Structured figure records

+ + + +

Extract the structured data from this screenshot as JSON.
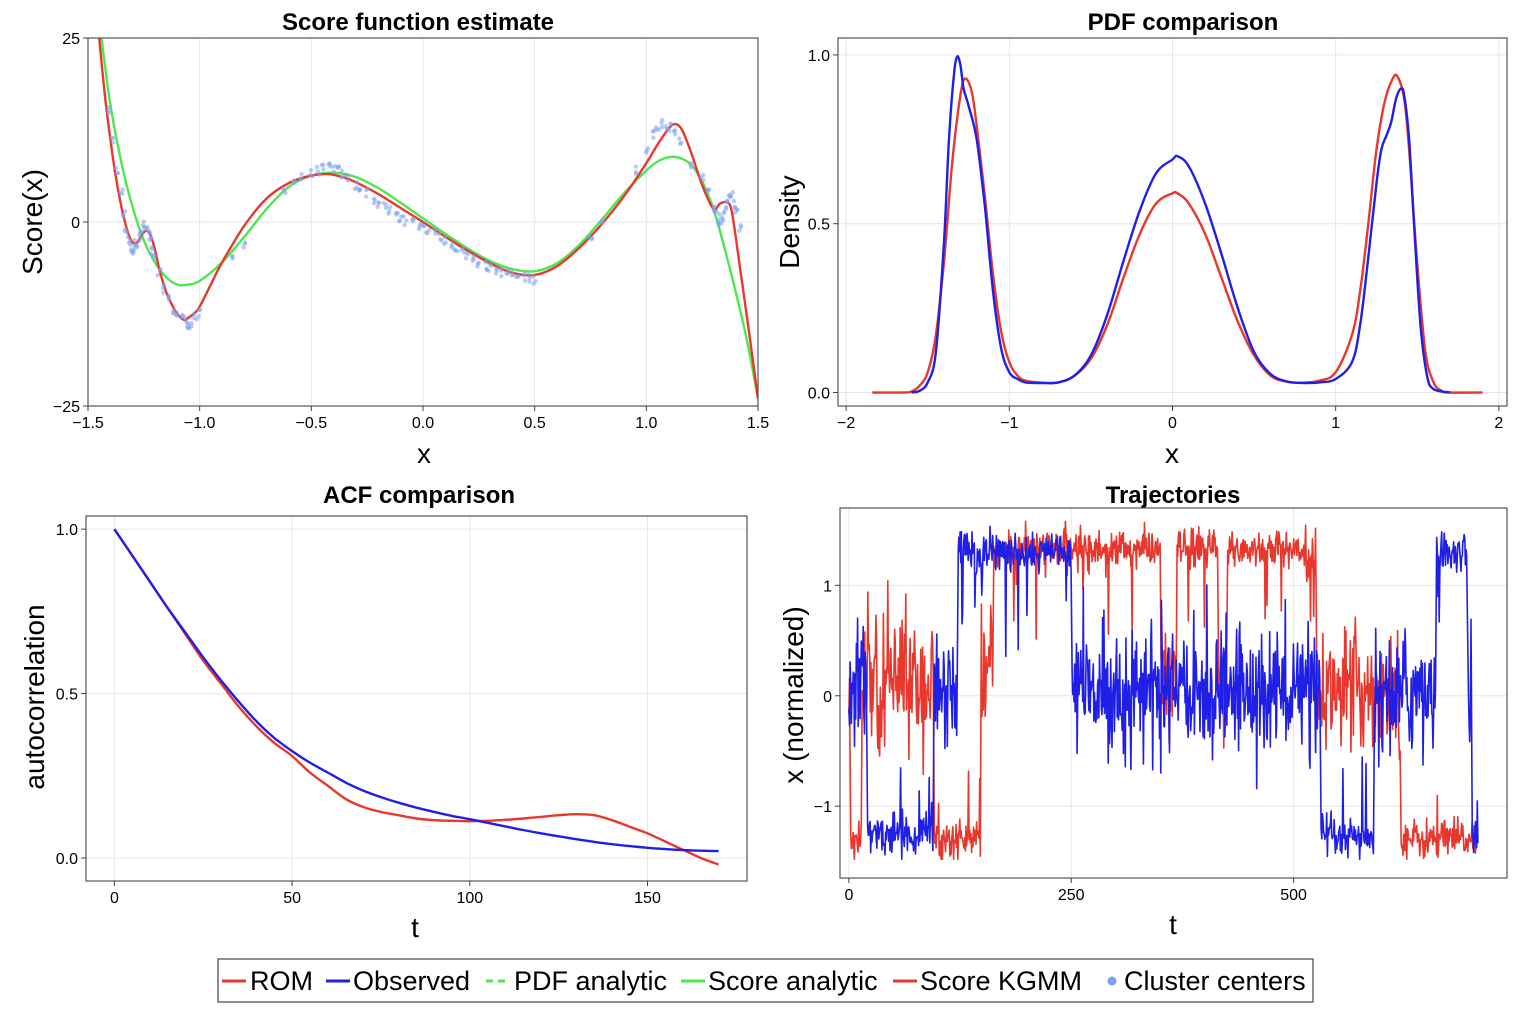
{
  "chart_data": [
    {
      "type": "line",
      "title": "Score function estimate",
      "xlabel": "x",
      "ylabel": "Score(x)",
      "xlim": [
        -1.5,
        1.5
      ],
      "ylim": [
        -25,
        25
      ],
      "xticks": [
        -1.5,
        -1.0,
        -0.5,
        0.0,
        0.5,
        1.0,
        1.5
      ],
      "xtick_labels": [
        "−1.5",
        "−1.0",
        "−0.5",
        "0.0",
        "0.5",
        "1.0",
        "1.5"
      ],
      "yticks": [
        -25,
        0,
        25
      ],
      "ytick_labels": [
        "−25",
        "0",
        "25"
      ],
      "grid": true,
      "series": [
        {
          "name": "Score analytic",
          "color": "#4de84d",
          "x": [
            -1.44,
            -1.4,
            -1.35,
            -1.3,
            -1.25,
            -1.2,
            -1.15,
            -1.1,
            -1.05,
            -1.0,
            -0.9,
            -0.8,
            -0.7,
            -0.6,
            -0.5,
            -0.4,
            -0.3,
            -0.2,
            -0.1,
            0.0,
            0.1,
            0.2,
            0.3,
            0.4,
            0.5,
            0.6,
            0.7,
            0.8,
            0.9,
            1.0,
            1.05,
            1.1,
            1.15,
            1.2,
            1.25,
            1.3,
            1.35,
            1.4,
            1.45,
            1.5
          ],
          "y": [
            25,
            16,
            8,
            2,
            -2.5,
            -5.5,
            -7.5,
            -8.5,
            -8.5,
            -8,
            -5.5,
            -2,
            1.8,
            4.8,
            6.3,
            6.7,
            6.1,
            4.6,
            2.6,
            0.5,
            -1.6,
            -3.6,
            -5.3,
            -6.4,
            -6.7,
            -5.6,
            -3.1,
            0.3,
            3.9,
            7,
            8.2,
            8.8,
            8.7,
            7.8,
            5.5,
            1.8,
            -3.5,
            -9.5,
            -16,
            -24
          ]
        },
        {
          "name": "Score KGMM",
          "color": "#e8382d",
          "x": [
            -1.45,
            -1.42,
            -1.38,
            -1.35,
            -1.32,
            -1.3,
            -1.28,
            -1.26,
            -1.24,
            -1.22,
            -1.2,
            -1.18,
            -1.15,
            -1.12,
            -1.1,
            -1.07,
            -1.05,
            -1.02,
            -1.0,
            -0.95,
            -0.9,
            -0.8,
            -0.7,
            -0.6,
            -0.5,
            -0.42,
            -0.35,
            -0.3,
            -0.2,
            -0.1,
            0.0,
            0.1,
            0.2,
            0.3,
            0.4,
            0.5,
            0.6,
            0.7,
            0.8,
            0.9,
            1.0,
            1.05,
            1.1,
            1.13,
            1.16,
            1.2,
            1.25,
            1.3,
            1.33,
            1.36,
            1.38,
            1.4,
            1.43,
            1.46,
            1.5
          ],
          "y": [
            25,
            16,
            7,
            2,
            -1.5,
            -2.8,
            -2.8,
            -1.8,
            -1.2,
            -1.8,
            -3.8,
            -6.5,
            -9.5,
            -11.5,
            -12.5,
            -13.3,
            -13,
            -12.3,
            -11.5,
            -8.5,
            -5.5,
            -0.5,
            3.2,
            5.3,
            6.3,
            6.5,
            6,
            5.4,
            3.8,
            1.9,
            0,
            -2,
            -3.9,
            -5.6,
            -6.9,
            -7.2,
            -6,
            -3.5,
            -0.3,
            3.5,
            8,
            10.5,
            12.7,
            13.3,
            12.5,
            9.5,
            5,
            1.8,
            2.5,
            2.7,
            1.8,
            -2,
            -8.5,
            -15,
            -24
          ]
        },
        {
          "name": "Cluster centers",
          "color": "#7ba3f0",
          "style": "scatter",
          "x": [
            -1.41,
            -1.39,
            -1.37,
            -1.35,
            -1.34,
            -1.33,
            -1.32,
            -1.31,
            -1.3,
            -1.29,
            -1.28,
            -1.27,
            -1.26,
            -1.25,
            -1.24,
            -1.23,
            -1.22,
            -1.21,
            -1.2,
            -1.18,
            -1.16,
            -1.14,
            -1.12,
            -1.1,
            -1.08,
            -1.06,
            -1.05,
            -1.04,
            -1.02,
            -1.0,
            -0.85,
            -0.8,
            -0.62,
            -0.58,
            -0.55,
            -0.5,
            -0.47,
            -0.45,
            -0.42,
            -0.4,
            -0.38,
            -0.36,
            -0.34,
            -0.3,
            -0.28,
            -0.25,
            -0.22,
            -0.2,
            -0.17,
            -0.15,
            -0.12,
            -0.1,
            -0.08,
            -0.05,
            -0.02,
            0.0,
            0.02,
            0.05,
            0.08,
            0.1,
            0.13,
            0.15,
            0.18,
            0.2,
            0.23,
            0.25,
            0.28,
            0.3,
            0.33,
            0.35,
            0.38,
            0.4,
            0.42,
            0.45,
            0.48,
            0.5,
            0.75,
            0.8,
            0.95,
            1.0,
            1.03,
            1.05,
            1.07,
            1.09,
            1.11,
            1.13,
            1.15,
            1.2,
            1.25,
            1.28,
            1.3,
            1.31,
            1.32,
            1.33,
            1.34,
            1.35,
            1.36,
            1.37,
            1.38,
            1.39,
            1.4,
            1.42
          ],
          "y": [
            15,
            11,
            7,
            4,
            1,
            -1,
            -2.5,
            -3.5,
            -3.8,
            -3,
            -2.8,
            -2.2,
            -1.5,
            -0.5,
            -0.8,
            -1.5,
            -2.5,
            -4,
            -5,
            -7,
            -9,
            -10.5,
            -12,
            -12.5,
            -13,
            -13.5,
            -13.8,
            -14,
            -13,
            -12.5,
            -5,
            -3,
            4.5,
            5.5,
            6,
            6.5,
            7,
            7.2,
            7.5,
            7.3,
            7,
            6.5,
            6,
            5,
            4.5,
            4,
            3,
            2.5,
            2,
            1.5,
            1,
            0.5,
            0.2,
            0,
            -0.5,
            -0.5,
            -1,
            -1.5,
            -2,
            -2.5,
            -3,
            -3.5,
            -4,
            -4.5,
            -5,
            -5.5,
            -6,
            -6.3,
            -6.5,
            -6.8,
            -7,
            -7.2,
            -7.4,
            -7.5,
            -7.6,
            -7.8,
            -2,
            0,
            7,
            10,
            12,
            13,
            13.5,
            13.2,
            12.8,
            12,
            11,
            8,
            6,
            4,
            2,
            1,
            0.5,
            0,
            0.5,
            1.5,
            2.5,
            3,
            3.5,
            2.5,
            1.5,
            -1
          ]
        }
      ]
    },
    {
      "type": "line",
      "title": "PDF comparison",
      "xlabel": "x",
      "ylabel": "Density",
      "xlim": [
        -2.05,
        2.05
      ],
      "ylim": [
        -0.04,
        1.05
      ],
      "xticks": [
        -2,
        -1,
        0,
        1,
        2
      ],
      "xtick_labels": [
        "−2",
        "−1",
        "0",
        "1",
        "2"
      ],
      "yticks": [
        0.0,
        0.5,
        1.0
      ],
      "ytick_labels": [
        "0.0",
        "0.5",
        "1.0"
      ],
      "grid": true,
      "series": [
        {
          "name": "ROM",
          "color": "#e8382d",
          "x": [
            -1.84,
            -1.65,
            -1.6,
            -1.55,
            -1.5,
            -1.45,
            -1.4,
            -1.35,
            -1.3,
            -1.27,
            -1.23,
            -1.2,
            -1.15,
            -1.1,
            -1.05,
            -1.0,
            -0.95,
            -0.9,
            -0.8,
            -0.7,
            -0.6,
            -0.5,
            -0.4,
            -0.3,
            -0.2,
            -0.1,
            0.0,
            0.03,
            0.1,
            0.2,
            0.3,
            0.4,
            0.5,
            0.6,
            0.7,
            0.8,
            0.9,
            1.0,
            1.1,
            1.15,
            1.2,
            1.25,
            1.3,
            1.35,
            1.38,
            1.42,
            1.45,
            1.5,
            1.55,
            1.6,
            1.65,
            1.7,
            1.9
          ],
          "y": [
            0,
            0,
            0.003,
            0.02,
            0.06,
            0.17,
            0.39,
            0.68,
            0.88,
            0.93,
            0.89,
            0.79,
            0.58,
            0.35,
            0.18,
            0.09,
            0.05,
            0.035,
            0.029,
            0.03,
            0.05,
            0.1,
            0.2,
            0.34,
            0.47,
            0.56,
            0.59,
            0.59,
            0.56,
            0.47,
            0.34,
            0.21,
            0.11,
            0.05,
            0.032,
            0.029,
            0.035,
            0.06,
            0.17,
            0.3,
            0.5,
            0.72,
            0.86,
            0.93,
            0.935,
            0.87,
            0.72,
            0.38,
            0.12,
            0.03,
            0.005,
            0,
            0
          ]
        },
        {
          "name": "Observed",
          "color": "#1f1fe6",
          "x": [
            -1.6,
            -1.55,
            -1.5,
            -1.45,
            -1.4,
            -1.37,
            -1.34,
            -1.32,
            -1.3,
            -1.28,
            -1.25,
            -1.2,
            -1.15,
            -1.1,
            -1.05,
            -1.0,
            -0.95,
            -0.9,
            -0.8,
            -0.7,
            -0.6,
            -0.5,
            -0.4,
            -0.3,
            -0.2,
            -0.1,
            0.0,
            0.03,
            0.1,
            0.2,
            0.3,
            0.4,
            0.5,
            0.6,
            0.7,
            0.8,
            0.9,
            1.0,
            1.1,
            1.15,
            1.2,
            1.25,
            1.28,
            1.31,
            1.34,
            1.37,
            1.4,
            1.42,
            1.45,
            1.48,
            1.52,
            1.56,
            1.6,
            1.7
          ],
          "y": [
            0,
            0.005,
            0.03,
            0.12,
            0.45,
            0.75,
            0.94,
            0.995,
            0.97,
            0.9,
            0.85,
            0.75,
            0.55,
            0.3,
            0.13,
            0.06,
            0.04,
            0.03,
            0.028,
            0.03,
            0.05,
            0.11,
            0.23,
            0.39,
            0.54,
            0.65,
            0.69,
            0.7,
            0.67,
            0.56,
            0.41,
            0.25,
            0.12,
            0.055,
            0.033,
            0.028,
            0.03,
            0.04,
            0.09,
            0.2,
            0.4,
            0.62,
            0.72,
            0.76,
            0.8,
            0.87,
            0.9,
            0.88,
            0.75,
            0.5,
            0.2,
            0.05,
            0.01,
            0
          ]
        }
      ]
    },
    {
      "type": "line",
      "title": "ACF comparison",
      "xlabel": "t",
      "ylabel": "autocorrelation",
      "xlim": [
        -8,
        178
      ],
      "ylim": [
        -0.07,
        1.04
      ],
      "xticks": [
        0,
        50,
        100,
        150
      ],
      "xtick_labels": [
        "0",
        "50",
        "100",
        "150"
      ],
      "yticks": [
        0.0,
        0.5,
        1.0
      ],
      "ytick_labels": [
        "0.0",
        "0.5",
        "1.0"
      ],
      "grid": true,
      "series": [
        {
          "name": "ROM",
          "color": "#e8382d",
          "x": [
            0,
            5,
            10,
            15,
            20,
            25,
            30,
            35,
            40,
            45,
            50,
            55,
            60,
            65,
            70,
            75,
            80,
            85,
            90,
            95,
            100,
            105,
            110,
            115,
            120,
            125,
            130,
            135,
            140,
            145,
            150,
            155,
            160,
            165,
            170
          ],
          "y": [
            1.0,
            0.92,
            0.84,
            0.76,
            0.68,
            0.6,
            0.53,
            0.46,
            0.4,
            0.35,
            0.31,
            0.26,
            0.22,
            0.18,
            0.155,
            0.14,
            0.13,
            0.12,
            0.115,
            0.113,
            0.112,
            0.113,
            0.116,
            0.12,
            0.125,
            0.13,
            0.133,
            0.13,
            0.115,
            0.095,
            0.075,
            0.05,
            0.025,
            0.0,
            -0.02
          ]
        },
        {
          "name": "Observed",
          "color": "#1f1fe6",
          "x": [
            0,
            5,
            10,
            15,
            20,
            25,
            30,
            35,
            40,
            45,
            50,
            55,
            60,
            65,
            70,
            75,
            80,
            85,
            90,
            95,
            100,
            105,
            110,
            115,
            120,
            125,
            130,
            135,
            140,
            145,
            150,
            155,
            160,
            165,
            170
          ],
          "y": [
            1.0,
            0.92,
            0.84,
            0.76,
            0.685,
            0.61,
            0.54,
            0.475,
            0.415,
            0.365,
            0.325,
            0.29,
            0.26,
            0.23,
            0.205,
            0.185,
            0.168,
            0.153,
            0.14,
            0.128,
            0.118,
            0.107,
            0.096,
            0.085,
            0.075,
            0.066,
            0.057,
            0.049,
            0.042,
            0.036,
            0.031,
            0.027,
            0.024,
            0.022,
            0.021
          ]
        }
      ]
    },
    {
      "type": "line",
      "title": "Trajectories",
      "xlabel": "t",
      "ylabel": "x (normalized)",
      "xlim": [
        -10,
        740
      ],
      "ylim": [
        -1.65,
        1.7
      ],
      "xticks": [
        0,
        250,
        500
      ],
      "xtick_labels": [
        "0",
        "250",
        "500"
      ],
      "yticks": [
        -1,
        0,
        1
      ],
      "ytick_labels": [
        "−1",
        "0",
        "1"
      ],
      "grid": true,
      "series": [
        {
          "name": "ROM",
          "color": "#e8382d",
          "segments": [
            [
              0,
              1,
              0.05
            ],
            [
              2,
              14,
              -1.3
            ],
            [
              15,
              95,
              0.1
            ],
            [
              96,
              148,
              -1.3
            ],
            [
              149,
              162,
              0.2
            ],
            [
              163,
              350,
              1.33
            ],
            [
              351,
              368,
              0.05
            ],
            [
              369,
              415,
              1.33
            ],
            [
              416,
              425,
              0.05
            ],
            [
              426,
              525,
              1.33
            ],
            [
              526,
              620,
              0.05
            ],
            [
              621,
              708,
              -1.3
            ]
          ]
        },
        {
          "name": "Observed",
          "color": "#1f1fe6",
          "segments": [
            [
              0,
              20,
              0.1
            ],
            [
              21,
              95,
              -1.25
            ],
            [
              96,
              122,
              0.1
            ],
            [
              123,
              140,
              1.35
            ],
            [
              141,
              150,
              1.25
            ],
            [
              151,
              160,
              1.3
            ],
            [
              161,
              250,
              1.3
            ],
            [
              251,
              300,
              0.05
            ],
            [
              301,
              500,
              0.05
            ],
            [
              501,
              525,
              0.05
            ],
            [
              526,
              530,
              0.05
            ],
            [
              531,
              590,
              -1.3
            ],
            [
              591,
              660,
              0.05
            ],
            [
              661,
              695,
              1.3
            ],
            [
              696,
              700,
              0.1
            ],
            [
              701,
              708,
              -1.3
            ]
          ]
        }
      ]
    }
  ],
  "legend": {
    "items": [
      {
        "label": "ROM",
        "color": "#e8382d",
        "style": "solid"
      },
      {
        "label": "Observed",
        "color": "#1f1fe6",
        "style": "solid"
      },
      {
        "label": "PDF analytic",
        "color": "#4de84d",
        "style": "dashed"
      },
      {
        "label": "Score analytic",
        "color": "#4de84d",
        "style": "solid"
      },
      {
        "label": "Score KGMM",
        "color": "#e8382d",
        "style": "solid"
      },
      {
        "label": "Cluster centers",
        "color": "#7ba3f0",
        "style": "dot"
      }
    ]
  }
}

+ + + +

Determine how many lines contain the word "analytic" and reply with that number alone.

3